*Given request*:
Each line of the material below that holds the word "ISBN" needs to be copied.

(Dataset items)
++++++++++
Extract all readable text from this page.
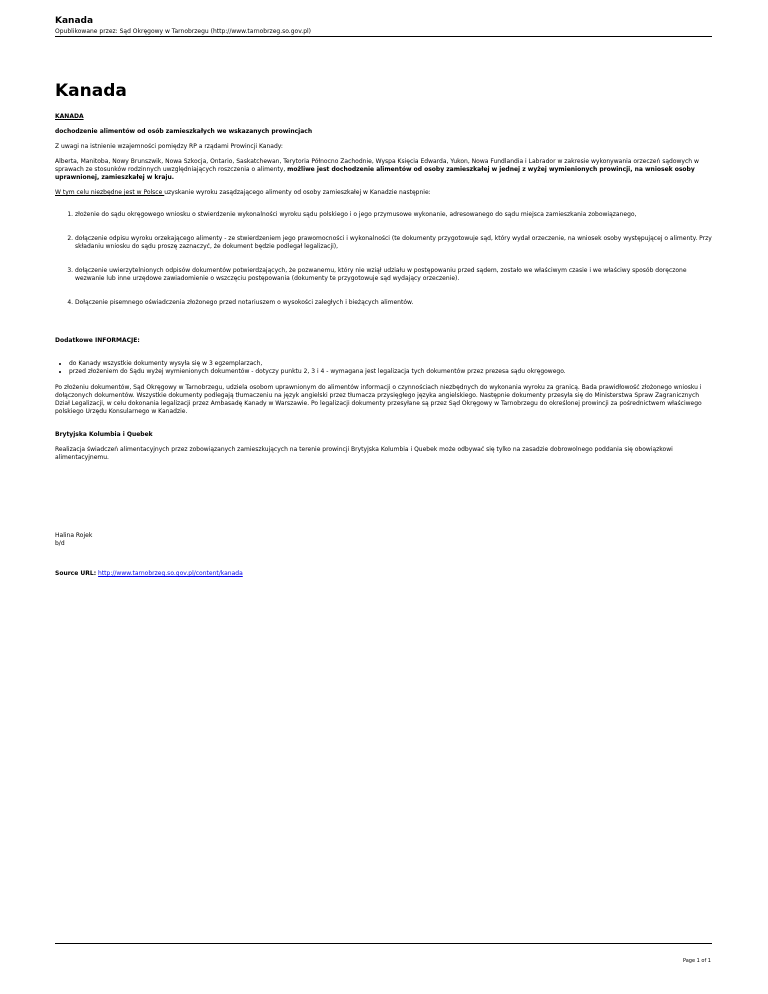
Kanada
Opublikowane przez: Sąd Okręgowy w Tarnobrzegu (http://www.tarnobrzeg.so.gov.pl)
Kanada

KANADA

dochodzenie alimentów od osób zamieszkałych we wskazanych prowincjach

Z uwagi na istnienie wzajemności pomiędzy RP a rządami Prowincji Kanady:

Alberta, Manitoba, Nowy Brunszwik, Nowa Szkocja, Ontario, Saskatchewan, Terytoria Północno Zachodnie, Wyspa Księcia Edwarda, Yukon, Nowa Fundlandia i Labrador w zakresie wykonywania orzeczeń sądowych w sprawach ze stosunków rodzinnych uwzględniających roszczenia o alimenty, możliwe jest dochodzenie alimentów od osoby zamieszkałej w jednej z wyżej wymienionych prowincji, na wniosek osoby uprawnionej, zamieszkałej w kraju.

W tym celu niezbędne jest w Polsce uzyskanie wyroku zasądzającego alimenty od osoby zamieszkałej w Kanadzie następnie:

1. złożenie do sądu okręgowego wniosku o stwierdzenie wykonalności wyroku sądu polskiego i o jego przymusowe wykonanie, adresowanego do sądu miejsca zamieszkania zobowiązanego,
2. dołączenie odpisu wyroku orzekającego alimenty - ze stwierdzeniem jego prawomocności i wykonalności (te dokumenty przygotowuje sąd, który wydał orzeczenie, na wniosek osoby występującej o alimenty. Przy składaniu wniosku do sądu proszę zaznaczyć, że dokument będzie podlegał legalizacji),
3. dołączenie uwierzytelnionych odpisów dokumentów potwierdzających, że pozwanemu, który nie wziął udziału w postępowaniu przed sądem, zostało we właściwym czasie i we właściwy sposób doręczone wezwanie lub inne urzędowe zawiadomienie o wszczęciu postępowania (dokumenty te przygotowuje sąd wydający orzeczenie).
4. Dołączenie pisemnego oświadczenia złożonego przed notariuszem o wysokości zaległych i bieżących alimentów.

Dodatkowe INFORMACJE:

• do Kanady wszystkie dokumenty wysyła się w 3 egzemplarzach,
• przed złożeniem do Sądu wyżej wymienionych dokumentów - dotyczy punktu 2, 3 i 4 - wymagana jest legalizacja tych dokumentów przez prezesa sądu okręgowego.

Po złożeniu dokumentów, Sąd Okręgowy w Tarnobrzegu, udziela osobom uprawnionym do alimentów informacji o czynnościach niezbędnych do wykonania wyroku za granicą. Bada prawidłowość złożonego wniosku i dołączonych dokumentów. Wszystkie dokumenty podlegają tłumaczeniu na język angielski przez tłumacza przysięgłego języka angielskiego. Następnie dokumenty przesyła się do Ministerstwa Spraw Zagranicznych Dział Legalizacji, w celu dokonania legalizacji przez Ambasadę Kanady w Warszawie. Po legalizacji dokumenty przesyłane są przez Sąd Okręgowy w Tarnobrzegu do określonej prowincji za pośrednictwem właściwego polskiego Urzędu Konsularnego w Kanadzie.

Brytyjska Kolumbia i Quebek

Realizacja świadczeń alimentacyjnych przez zobowiązanych zamieszkujących na terenie prowincji Brytyjska Kolumbia i Quebek może odbywać się tylko na zasadzie dobrowolnego poddania się obowiązkowi alimentacyjnemu.

Halina Rojek

b/d

Source URL: http://www.tarnobrzeg.so.gov.pl/content/kanada

Page 1 of 1
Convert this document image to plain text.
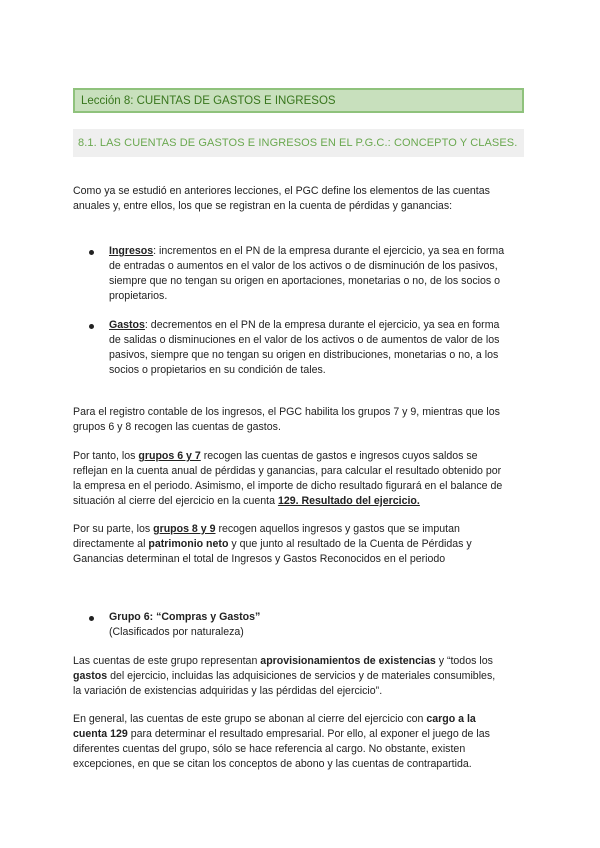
Lección 8: CUENTAS DE GASTOS E INGRESOS
8.1. LAS CUENTAS DE GASTOS E INGRESOS EN EL P.G.C.: CONCEPTO Y CLASES.
Como ya se estudió en anteriores lecciones, el PGC define los elementos de las cuentas
anuales y, entre ellos, los que se registran en la cuenta de pérdidas y ganancias:
Ingresos: incrementos en el PN de la empresa durante el ejercicio, ya sea en forma
de entradas o aumentos en el valor de los activos o de disminución de los pasivos,
siempre que no tengan su origen en aportaciones, monetarias o no, de los socios o
propietarios.
Gastos: decrementos en el PN de la empresa durante el ejercicio, ya sea en forma
de salidas o disminuciones en el valor de los activos o de aumentos de valor de los
pasivos, siempre que no tengan su origen en distribuciones, monetarias o no, a los
socios o propietarios en su condición de tales.
Para el registro contable de los ingresos, el PGC habilita los grupos 7 y 9, mientras que los
grupos 6 y 8 recogen las cuentas de gastos.
Por tanto, los grupos 6 y 7 recogen las cuentas de gastos e ingresos cuyos saldos se
reflejan en la cuenta anual de pérdidas y ganancias, para calcular el resultado obtenido por
la empresa en el periodo. Asimismo, el importe de dicho resultado figurará en el balance de
situación al cierre del ejercicio en la cuenta 129. Resultado del ejercicio.
Por su parte, los grupos 8 y 9 recogen aquellos ingresos y gastos que se imputan
directamente al patrimonio neto y que junto al resultado de la Cuenta de Pérdidas y
Ganancias determinan el total de Ingresos y Gastos Reconocidos en el periodo
Grupo 6: “Compras y Gastos”
(Clasificados por naturaleza)
Las cuentas de este grupo representan aprovisionamientos de existencias y “todos los
gastos del ejercicio, incluidas las adquisiciones de servicios y de materiales consumibles,
la variación de existencias adquiridas y las pérdidas del ejercicio”.
En general, las cuentas de este grupo se abonan al cierre del ejercicio con cargo a la
cuenta 129 para determinar el resultado empresarial. Por ello, al exponer el juego de las
diferentes cuentas del grupo, sólo se hace referencia al cargo. No obstante, existen
excepciones, en que se citan los conceptos de abono y las cuentas de contrapartida.
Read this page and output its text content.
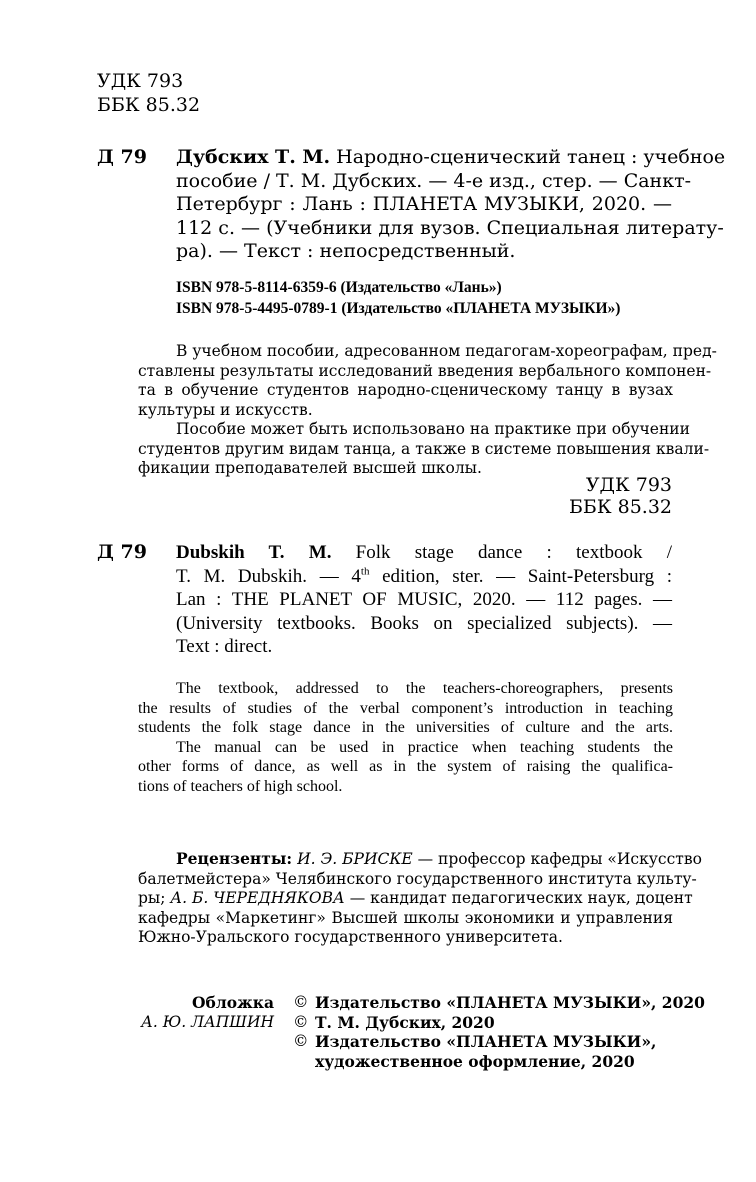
УДК 793
ББК 85.32
Д 79 Дубских Т. М. Народно-сценический танец : учебное
пособие / Т. М. Дубских. — 4-е изд., стер. — Санкт-
Петербург : Лань : ПЛАНЕТА МУЗЫКИ, 2020. —
112 с. — (Учебники для вузов. Специальная литерату-
ра). — Текст : непосредственный.
ISBN 978-5-8114-6359-6 (Издательство «Лань»)
ISBN 978-5-4495-0789-1 (Издательство «ПЛАНЕТА МУЗЫКИ»)
В учебном пособии, адресованном педагогам-хореографам, пред-
ставлены результаты исследований введения вербального компонен-
та в обучение студентов народно-сценическому танцу в вузах
культуры и искусств.
Пособие может быть использовано на практике при обучении
студентов другим видам танца, а также в системе повышения квали-
фикации преподавателей высшей школы.
УДК 793
ББК 85.32
Д 79 Dubskih T. M. Folk stage dance : textbook /
T. M. Dubskih. — 4th edition, ster. — Saint-Petersburg :
Lan : THE PLANET OF MUSIC, 2020. — 112 pages. —
(University textbooks. Books on specialized subjects). —
Text : direct.
The textbook, addressed to the teachers-choreographers, presents
the results of studies of the verbal component’s introduction in teaching
students the folk stage dance in the universities of culture and the arts.
The manual can be used in practice when teaching students the
other forms of dance, as well as in the system of raising the qualifica-
tions of teachers of high school.
Рецензенты: И. Э. БРИСКЕ — профессор кафедры «Искусство
балетмейстера» Челябинского государственного института культу-
ры; А. Б. ЧЕРЕДНЯКОВА — кандидат педагогических наук, доцент
кафедры «Маркетинг» Высшей школы экономики и управления
Южно-Уральского государственного университета.
Обложка
А. Ю. ЛАПШИН
© Издательство «ПЛАНЕТА МУЗЫКИ», 2020
© Т. М. Дубских, 2020
© Издательство «ПЛАНЕТА МУЗЫКИ»,
художественное оформление, 2020
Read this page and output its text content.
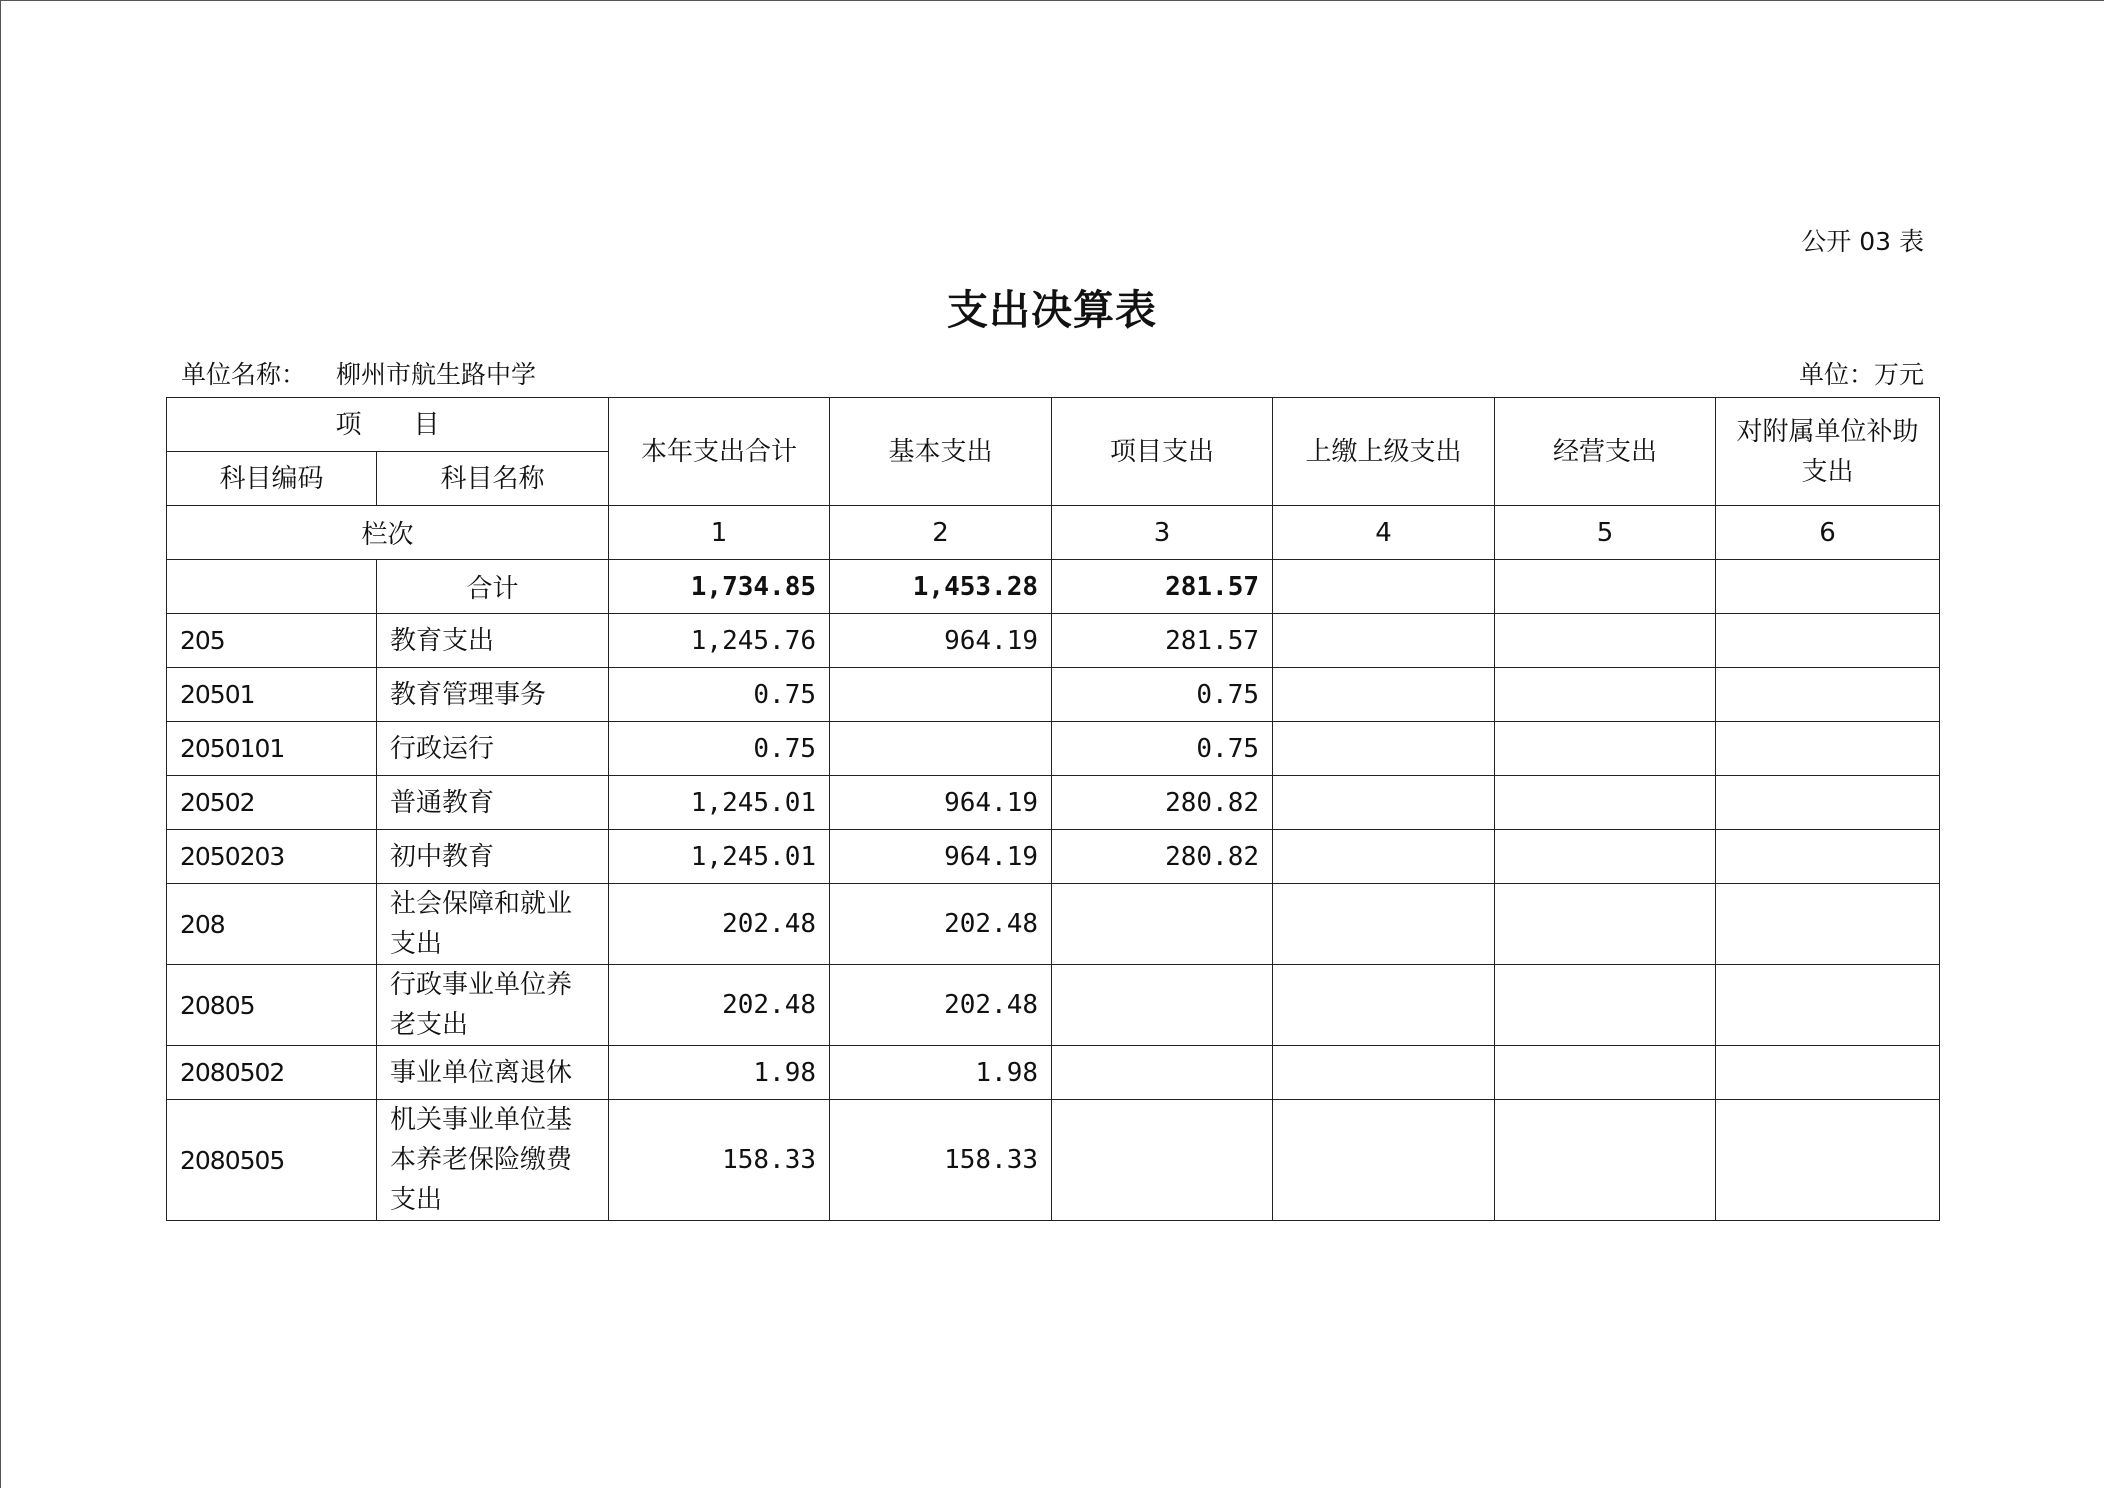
公开 03 表
支出决算表
单位名称： 柳州市航生路中学	单位：万元
项　　目		本年支出合计	基本支出	项目支出	上缴上级支出	经营支出	对附属单位补助支出
科目编码	科目名称						
栏次		1	2	3	4	5	6
	合计	1,734.85	1,453.28	281.57			
205	教育支出	1,245.76	964.19	281.57			
20501	教育管理事务	0.75		0.75			
2050101	行政运行	0.75		0.75			
20502	普通教育	1,245.01	964.19	280.82			
2050203	初中教育	1,245.01	964.19	280.82			
208	社会保障和就业支出	202.48	202.48				
20805	行政事业单位养老支出	202.48	202.48				
2080502	事业单位离退休	1.98	1.98				
2080505	机关事业单位基本养老保险缴费支出	158.33	158.33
++++++++++
*Problem solution*:
ISBN 978-5-8114-6359-6 (Издательство «Лань»)
ISBN 978-5-4495-0789-1 (Издательство «ПЛАНЕТА МУЗЫКИ»)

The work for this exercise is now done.